Trecho selecionado
================

Estar em São Chico
ESTAR EM SÃO CHICO
(crônica publicada no jornal "Diário Catarinense" de 11.06.2008)
Joinville, SC - Estar em São Francisco do Sul, simplesmente, numa tarde luminosa e ensolarada de domingo, num Outono qualquer. Estar em São Francisco na companhia da mulher amada e de amigos do coração, em um restaurante, vendo o mar calmo da Babitonga em maré baixa, muito baixa, acariciar quase tímido as bordas da cidade que se deita junto a ele. Estar em São Chico como se estivesse em uma pacata cidade colonial do início do século passado, em meio a uma arquitetura colorida limitada pelo verde vibrante e denso que cobre os morros em volta. Estar em São Chico lembra o que poderia ser estar em Florianópolis - melhor, na Vila de Nossa Senhora do Desterro - se a cidade da primeira metade do século XX não houvesse sido destruída com tanta vileza e cobiça para dar lugar a um amontoado de edifícios em nada diferentes de tudo o que se vê em qualquer lugar do planeta.

================

Informações registradas
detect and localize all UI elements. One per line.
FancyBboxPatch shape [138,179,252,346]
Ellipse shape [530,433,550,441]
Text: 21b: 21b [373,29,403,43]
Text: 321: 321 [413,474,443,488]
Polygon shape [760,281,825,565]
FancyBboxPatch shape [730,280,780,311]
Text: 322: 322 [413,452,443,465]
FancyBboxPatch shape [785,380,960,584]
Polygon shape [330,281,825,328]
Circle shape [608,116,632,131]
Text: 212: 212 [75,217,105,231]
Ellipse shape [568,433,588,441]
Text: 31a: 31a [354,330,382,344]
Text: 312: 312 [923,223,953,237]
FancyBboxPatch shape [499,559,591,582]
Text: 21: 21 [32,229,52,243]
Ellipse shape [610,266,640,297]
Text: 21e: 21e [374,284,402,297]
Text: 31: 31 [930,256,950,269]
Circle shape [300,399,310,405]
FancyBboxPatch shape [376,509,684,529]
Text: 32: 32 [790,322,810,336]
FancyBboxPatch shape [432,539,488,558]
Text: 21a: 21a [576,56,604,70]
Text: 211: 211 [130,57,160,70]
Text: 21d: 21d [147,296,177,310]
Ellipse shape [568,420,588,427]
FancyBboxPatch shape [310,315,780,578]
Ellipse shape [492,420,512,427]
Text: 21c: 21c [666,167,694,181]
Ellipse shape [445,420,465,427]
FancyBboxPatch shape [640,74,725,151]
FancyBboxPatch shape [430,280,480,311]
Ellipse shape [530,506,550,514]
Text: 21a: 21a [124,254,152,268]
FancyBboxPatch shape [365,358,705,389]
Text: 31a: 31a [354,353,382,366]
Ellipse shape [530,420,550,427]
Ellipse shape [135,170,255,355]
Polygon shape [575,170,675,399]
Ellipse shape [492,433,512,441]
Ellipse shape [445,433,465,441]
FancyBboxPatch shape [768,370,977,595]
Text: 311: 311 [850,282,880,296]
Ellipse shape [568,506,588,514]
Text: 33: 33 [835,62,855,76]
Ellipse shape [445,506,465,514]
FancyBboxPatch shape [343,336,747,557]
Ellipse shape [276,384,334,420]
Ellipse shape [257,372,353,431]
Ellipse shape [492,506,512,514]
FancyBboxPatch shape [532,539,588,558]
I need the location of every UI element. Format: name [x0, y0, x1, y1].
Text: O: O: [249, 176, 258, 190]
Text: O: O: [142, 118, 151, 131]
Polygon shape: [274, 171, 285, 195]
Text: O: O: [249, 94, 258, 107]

================

Questões
a - Responda com base na crônica:
(i) Em que jornal ela foi publicada?
(ii) Em que dia da semana e em que estação do ano se passa a tarde descrita?
(iii) Com que cidade a autoria compara estar em São Chico?
b - Por favor, redigite fielmente o trecho da crônica entre "Joinville, SC - Estar" e "lugar do planeta.", inclusive.
As linhas registradas formam um material à parte, sem relação com a crônica.

Resultados dos exercícios
a -
(i) No jornal "Diário Catarinense", de 11.06.2008.
(ii) Num domingo, no Outono.
(iii) Com Florianópolis, ou melhor, a Vila de Nossa Senhora do Desterro.

b -
Joinville, SC - Estar em São Francisco do Sul, simplesmente, numa tarde luminosa e ensolarada de domingo, num Outono qualquer. Estar em São Francisco na companhia da mulher amada e de amigos do coração, em um restaurante, vendo o mar calmo da Babitonga em maré baixa, muito baixa, acariciar quase tímido as bordas da cidade que se deita junto a ele. Estar em São Chico como se estivesse em uma pacata cidade colonial do início do século passado, em meio a uma arquitetura colorida limitada pelo verde vibrante e denso que cobre os morros em volta. Estar em São Chico lembra o que poderia ser estar em Florianópolis - melhor, na Vila de Nossa Senhora do Desterro - se a cidade da primeira metade do século XX não houvesse sido destruída com tanta vileza e cobiça para dar lugar a um amontoado de edifícios em nada diferentes de tudo o que se vê em qualquer lugar do planeta.